[BEGIN GIVEN RECORDS]

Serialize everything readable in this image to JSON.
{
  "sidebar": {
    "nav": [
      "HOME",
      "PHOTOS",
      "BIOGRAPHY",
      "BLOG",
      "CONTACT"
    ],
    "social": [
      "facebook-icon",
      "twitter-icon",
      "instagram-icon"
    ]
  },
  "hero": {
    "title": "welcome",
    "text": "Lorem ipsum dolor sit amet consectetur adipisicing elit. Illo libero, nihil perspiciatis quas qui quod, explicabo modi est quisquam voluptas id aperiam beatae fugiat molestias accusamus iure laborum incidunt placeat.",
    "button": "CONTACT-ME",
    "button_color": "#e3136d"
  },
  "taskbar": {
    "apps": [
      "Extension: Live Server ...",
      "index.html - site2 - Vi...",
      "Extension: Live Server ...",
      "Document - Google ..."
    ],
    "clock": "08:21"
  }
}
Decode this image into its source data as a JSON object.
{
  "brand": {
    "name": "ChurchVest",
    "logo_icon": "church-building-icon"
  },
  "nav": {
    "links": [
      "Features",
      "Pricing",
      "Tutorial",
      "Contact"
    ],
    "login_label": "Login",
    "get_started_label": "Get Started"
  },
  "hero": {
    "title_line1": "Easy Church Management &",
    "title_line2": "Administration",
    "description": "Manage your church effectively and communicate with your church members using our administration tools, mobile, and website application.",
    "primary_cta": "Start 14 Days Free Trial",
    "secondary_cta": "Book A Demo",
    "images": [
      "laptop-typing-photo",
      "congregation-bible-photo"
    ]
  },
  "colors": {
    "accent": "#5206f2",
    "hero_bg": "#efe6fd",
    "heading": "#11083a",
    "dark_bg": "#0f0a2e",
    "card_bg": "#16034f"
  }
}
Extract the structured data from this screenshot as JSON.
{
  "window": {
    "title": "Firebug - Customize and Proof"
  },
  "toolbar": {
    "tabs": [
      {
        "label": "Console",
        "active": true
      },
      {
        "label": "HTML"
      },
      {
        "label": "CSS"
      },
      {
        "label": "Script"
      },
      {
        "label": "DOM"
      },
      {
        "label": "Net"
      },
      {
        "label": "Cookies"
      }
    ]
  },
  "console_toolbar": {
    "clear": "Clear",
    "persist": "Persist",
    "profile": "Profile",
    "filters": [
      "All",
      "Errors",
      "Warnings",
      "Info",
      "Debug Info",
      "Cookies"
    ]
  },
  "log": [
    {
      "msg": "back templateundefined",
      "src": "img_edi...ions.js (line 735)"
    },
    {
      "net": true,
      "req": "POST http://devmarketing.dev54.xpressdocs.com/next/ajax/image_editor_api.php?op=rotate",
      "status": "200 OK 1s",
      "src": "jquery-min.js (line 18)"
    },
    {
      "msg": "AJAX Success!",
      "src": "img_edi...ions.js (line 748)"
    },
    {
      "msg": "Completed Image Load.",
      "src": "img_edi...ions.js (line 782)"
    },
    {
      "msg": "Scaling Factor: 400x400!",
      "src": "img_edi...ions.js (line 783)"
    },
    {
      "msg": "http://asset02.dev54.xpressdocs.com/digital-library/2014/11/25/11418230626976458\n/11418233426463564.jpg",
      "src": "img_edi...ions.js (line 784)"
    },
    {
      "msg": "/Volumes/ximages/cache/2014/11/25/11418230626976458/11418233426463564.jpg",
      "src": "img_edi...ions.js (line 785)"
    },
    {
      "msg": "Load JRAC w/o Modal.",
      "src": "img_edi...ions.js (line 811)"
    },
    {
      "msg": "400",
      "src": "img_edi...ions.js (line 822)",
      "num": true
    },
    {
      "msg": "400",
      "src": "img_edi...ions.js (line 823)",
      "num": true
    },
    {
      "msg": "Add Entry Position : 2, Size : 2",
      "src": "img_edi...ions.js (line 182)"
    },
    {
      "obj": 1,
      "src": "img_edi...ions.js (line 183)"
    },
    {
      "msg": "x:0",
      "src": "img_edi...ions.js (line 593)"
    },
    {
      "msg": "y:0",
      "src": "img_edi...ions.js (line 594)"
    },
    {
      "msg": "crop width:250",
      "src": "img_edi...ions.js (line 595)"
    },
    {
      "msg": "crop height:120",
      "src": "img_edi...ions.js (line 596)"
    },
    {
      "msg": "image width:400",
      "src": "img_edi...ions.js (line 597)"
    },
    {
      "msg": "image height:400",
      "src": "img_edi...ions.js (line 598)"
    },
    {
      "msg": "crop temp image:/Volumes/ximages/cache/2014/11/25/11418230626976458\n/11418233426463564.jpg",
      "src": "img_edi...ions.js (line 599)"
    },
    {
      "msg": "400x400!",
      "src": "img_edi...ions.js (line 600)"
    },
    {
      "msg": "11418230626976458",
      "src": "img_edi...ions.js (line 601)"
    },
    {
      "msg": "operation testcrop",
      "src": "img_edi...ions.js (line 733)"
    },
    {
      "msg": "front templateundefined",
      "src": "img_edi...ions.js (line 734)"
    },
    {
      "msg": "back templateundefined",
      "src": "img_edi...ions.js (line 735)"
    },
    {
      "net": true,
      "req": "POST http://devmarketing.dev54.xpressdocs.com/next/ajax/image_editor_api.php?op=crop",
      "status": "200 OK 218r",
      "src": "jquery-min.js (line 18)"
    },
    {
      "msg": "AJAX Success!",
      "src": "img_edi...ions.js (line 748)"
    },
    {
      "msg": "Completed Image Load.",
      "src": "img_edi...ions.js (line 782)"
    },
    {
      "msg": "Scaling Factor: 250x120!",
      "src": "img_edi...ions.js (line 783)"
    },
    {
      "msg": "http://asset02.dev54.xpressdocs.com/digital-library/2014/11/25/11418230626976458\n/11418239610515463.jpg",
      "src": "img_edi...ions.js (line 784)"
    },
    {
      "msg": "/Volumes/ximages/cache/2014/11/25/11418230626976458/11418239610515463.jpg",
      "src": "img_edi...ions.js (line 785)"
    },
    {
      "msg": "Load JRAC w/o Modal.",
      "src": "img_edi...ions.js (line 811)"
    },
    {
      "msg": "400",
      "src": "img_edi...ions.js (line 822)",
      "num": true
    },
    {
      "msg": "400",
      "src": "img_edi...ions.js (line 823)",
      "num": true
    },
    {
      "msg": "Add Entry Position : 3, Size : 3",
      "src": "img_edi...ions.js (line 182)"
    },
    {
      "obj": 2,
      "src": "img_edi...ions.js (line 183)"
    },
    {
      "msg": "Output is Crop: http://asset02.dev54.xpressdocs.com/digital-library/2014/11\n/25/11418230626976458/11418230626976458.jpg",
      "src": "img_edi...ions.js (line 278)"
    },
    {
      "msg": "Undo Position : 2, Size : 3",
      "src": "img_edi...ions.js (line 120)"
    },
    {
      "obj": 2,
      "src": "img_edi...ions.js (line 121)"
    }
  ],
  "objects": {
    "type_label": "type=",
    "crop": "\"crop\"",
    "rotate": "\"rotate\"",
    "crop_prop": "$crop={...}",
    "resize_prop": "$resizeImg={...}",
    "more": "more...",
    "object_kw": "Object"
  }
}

[END GIVEN RECORDS]

● WRITTEN REQUEST: Look through the entries above for the word "icon". Copy every line where it shows up.

● SOLUTION FOR THIS EXERCISE:
      "facebook-icon",
      "twitter-icon",
      "instagram-icon"
    "logo_icon": "church-building-icon"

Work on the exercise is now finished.